- _AIM_: Copy each line holding the string "绳子所受的拉力为".

Items from a data source
# # # # # # #

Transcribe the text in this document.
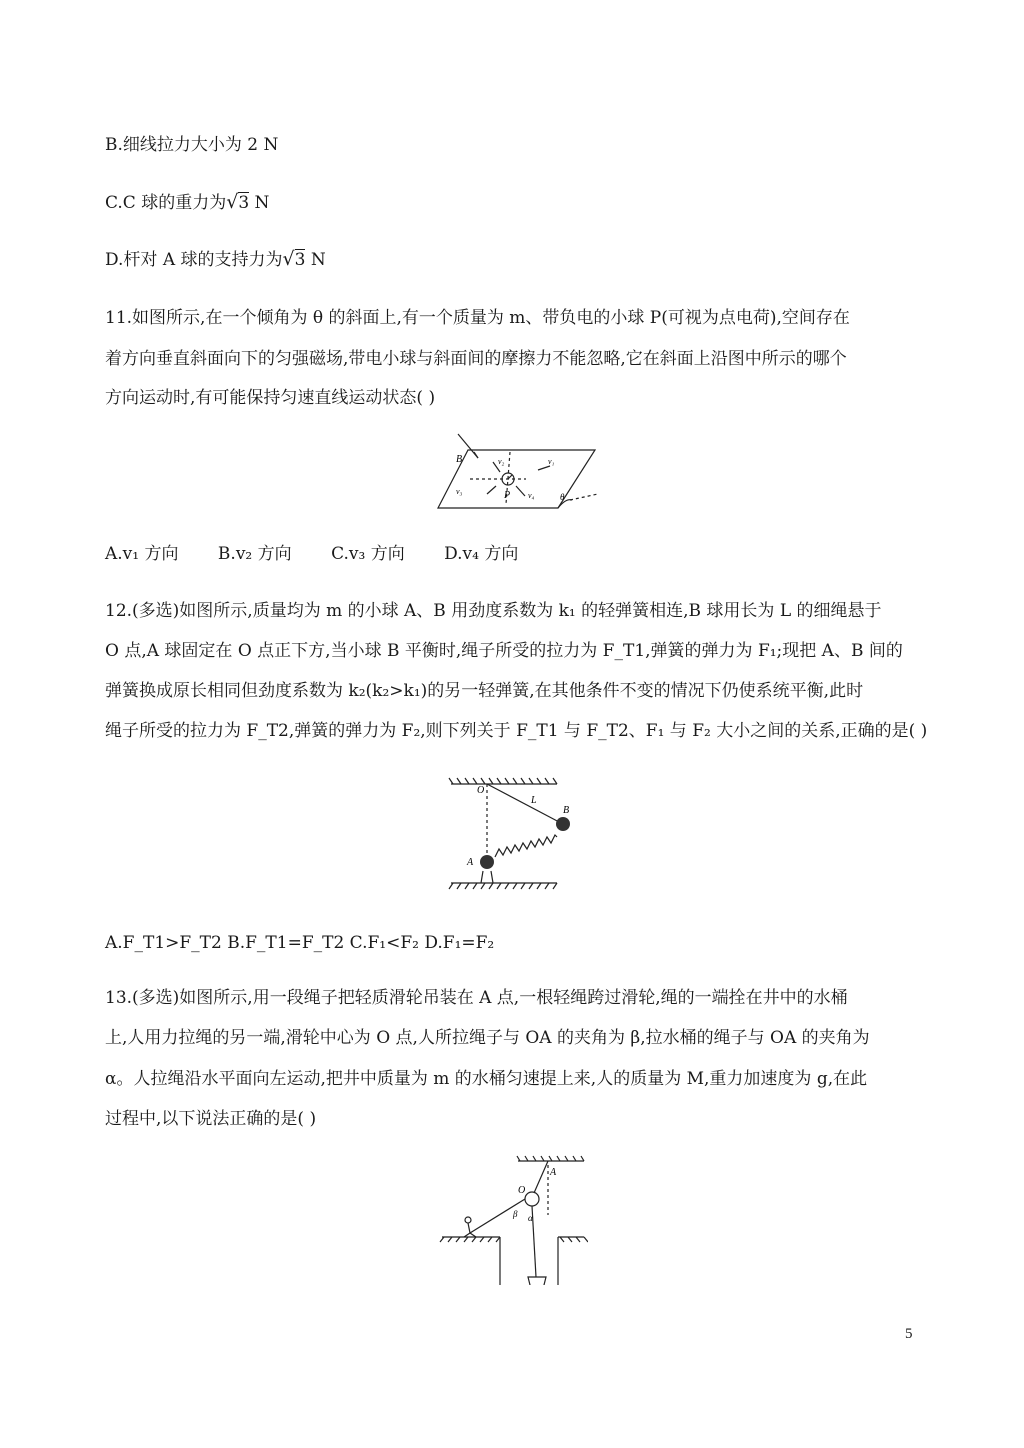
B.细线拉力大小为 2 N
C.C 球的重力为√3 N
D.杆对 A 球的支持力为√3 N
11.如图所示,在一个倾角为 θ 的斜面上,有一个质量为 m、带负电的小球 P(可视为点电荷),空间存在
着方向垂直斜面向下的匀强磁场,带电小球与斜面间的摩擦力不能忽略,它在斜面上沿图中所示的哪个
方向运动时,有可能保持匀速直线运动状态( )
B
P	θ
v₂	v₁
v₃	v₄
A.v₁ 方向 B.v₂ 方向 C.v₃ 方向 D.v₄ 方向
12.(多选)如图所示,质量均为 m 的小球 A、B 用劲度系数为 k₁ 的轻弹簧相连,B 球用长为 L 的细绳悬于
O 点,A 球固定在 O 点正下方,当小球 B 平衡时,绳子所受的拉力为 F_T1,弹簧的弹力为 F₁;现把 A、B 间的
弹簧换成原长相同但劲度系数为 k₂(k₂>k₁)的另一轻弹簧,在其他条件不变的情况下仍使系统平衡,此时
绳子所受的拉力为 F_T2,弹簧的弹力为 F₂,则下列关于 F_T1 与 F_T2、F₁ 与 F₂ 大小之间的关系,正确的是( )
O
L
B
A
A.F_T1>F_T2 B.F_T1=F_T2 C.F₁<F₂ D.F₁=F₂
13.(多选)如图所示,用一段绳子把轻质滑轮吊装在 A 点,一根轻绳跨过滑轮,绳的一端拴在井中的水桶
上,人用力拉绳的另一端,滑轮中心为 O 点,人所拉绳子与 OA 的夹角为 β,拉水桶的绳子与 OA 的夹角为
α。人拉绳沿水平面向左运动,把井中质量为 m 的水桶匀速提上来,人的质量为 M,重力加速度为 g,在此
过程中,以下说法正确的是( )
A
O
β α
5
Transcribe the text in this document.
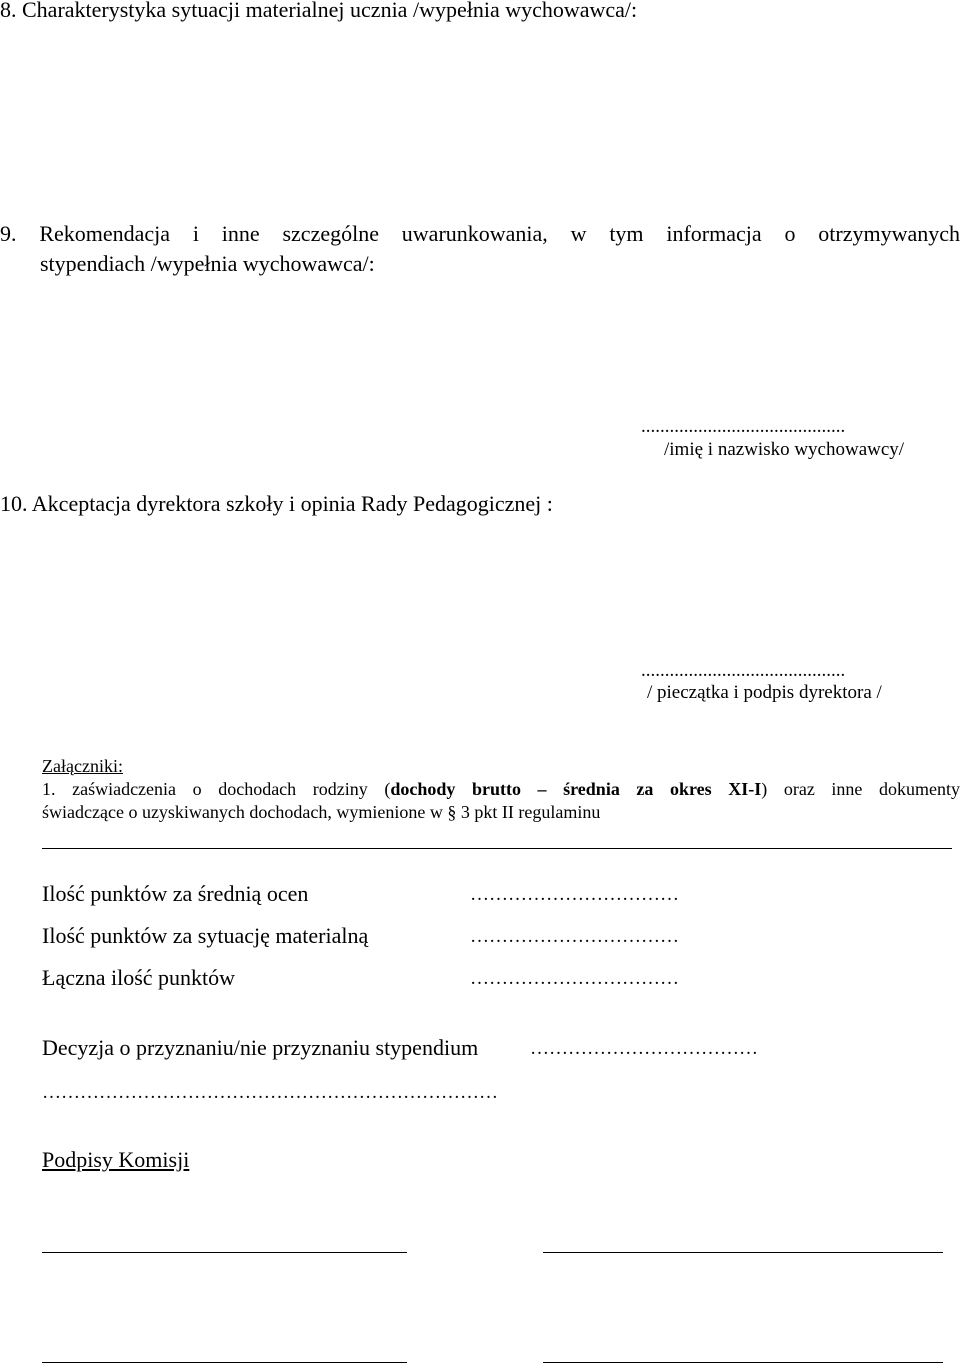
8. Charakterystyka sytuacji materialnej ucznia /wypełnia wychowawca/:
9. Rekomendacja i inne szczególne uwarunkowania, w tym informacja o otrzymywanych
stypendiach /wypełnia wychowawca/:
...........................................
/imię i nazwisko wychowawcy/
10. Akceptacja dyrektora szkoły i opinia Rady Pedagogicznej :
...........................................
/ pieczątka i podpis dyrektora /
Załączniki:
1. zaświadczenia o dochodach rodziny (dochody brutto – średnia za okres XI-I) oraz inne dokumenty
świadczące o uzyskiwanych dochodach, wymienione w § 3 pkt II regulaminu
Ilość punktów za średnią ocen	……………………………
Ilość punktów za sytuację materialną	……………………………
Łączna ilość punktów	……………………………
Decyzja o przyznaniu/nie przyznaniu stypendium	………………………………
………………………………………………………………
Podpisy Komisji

# # # # # # #

- _TASK ANSWER_:
O 点,A 球固定在 O 点正下方,当小球 B 平衡时,绳子所受的拉力为 F_T1,弹簧的弹力为 F₁;现把 A、B 间的
绳子所受的拉力为 F_T2,弹簧的弹力为 F₂,则下列关于 F_T1 与 F_T2、F₁ 与 F₂ 大小之间的关系,正确的是( )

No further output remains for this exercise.